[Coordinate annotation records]
★ ★ ★ ★ ★

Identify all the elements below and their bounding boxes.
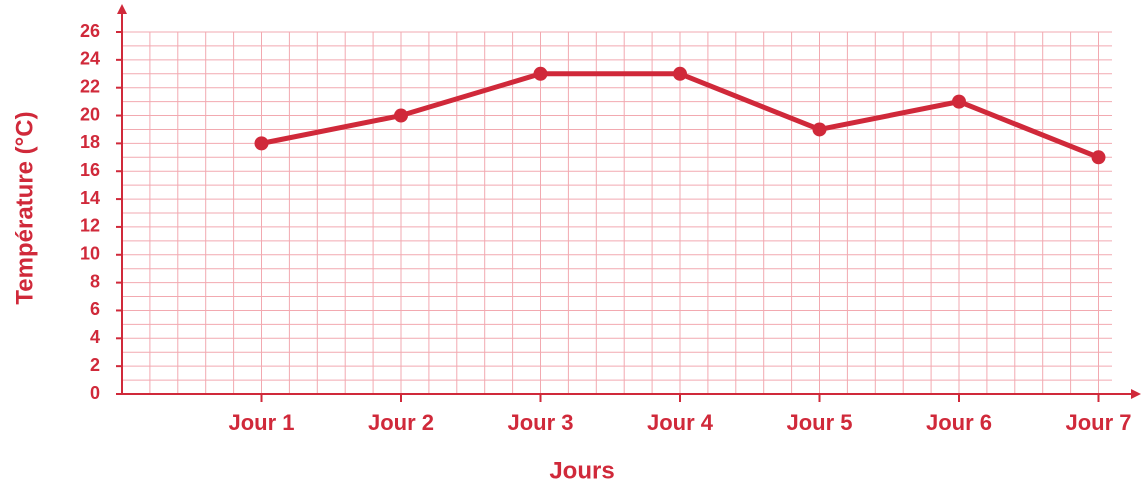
y-tick-label: 18 <box>80 132 100 152</box>
x-arrow <box>1131 389 1141 399</box>
y-tick-label: 8 <box>90 271 100 291</box>
y-tick-label: 14 <box>80 188 100 208</box>
y-tick-label: 12 <box>80 216 100 236</box>
point <box>533 66 548 81</box>
y-tick-label: 6 <box>90 299 100 319</box>
y-arrow <box>117 4 127 14</box>
point <box>254 136 269 151</box>
point <box>1091 150 1106 165</box>
y-tick-label: 22 <box>80 76 100 96</box>
y-tick-label: 26 <box>80 21 100 41</box>
x-tick-label: Jour 2 <box>368 410 434 435</box>
y-tick-label: 10 <box>80 244 100 264</box>
point <box>673 66 687 81</box>
x-tick-label: Jour 3 <box>507 410 573 435</box>
grid <box>122 31 1112 395</box>
x-axis-title: Jours <box>549 457 614 484</box>
point <box>394 108 408 123</box>
x-tick-label: Jour 5 <box>786 410 852 435</box>
y-tick-label: 4 <box>90 327 100 347</box>
x-tick-label: Jour 1 <box>228 410 294 435</box>
x-tick-label: Jour 6 <box>926 410 992 435</box>
x-tick-label: Jour 7 <box>1065 410 1131 435</box>
x-tick-label: Jour 4 <box>647 410 714 435</box>
y-tick-label: 0 <box>90 383 100 403</box>
y-tick-label: 16 <box>80 160 100 180</box>
point <box>952 94 966 109</box>
y-tick-label: 2 <box>90 355 100 375</box>
y-tick-label: 20 <box>80 104 100 124</box>
y-tick-label: 24 <box>80 49 100 69</box>
point <box>812 122 827 137</box>
y-axis-title: Température (°C) <box>11 111 38 304</box>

★ ★ ★ ★ ★

• _INSTRUCTIONS TO FOLLOW_
Count the lines in the data above that contain the string "point", treating uppercase and lowercase as different. Reply with the number alone.

• _ANSWER FOR THE TASK_
7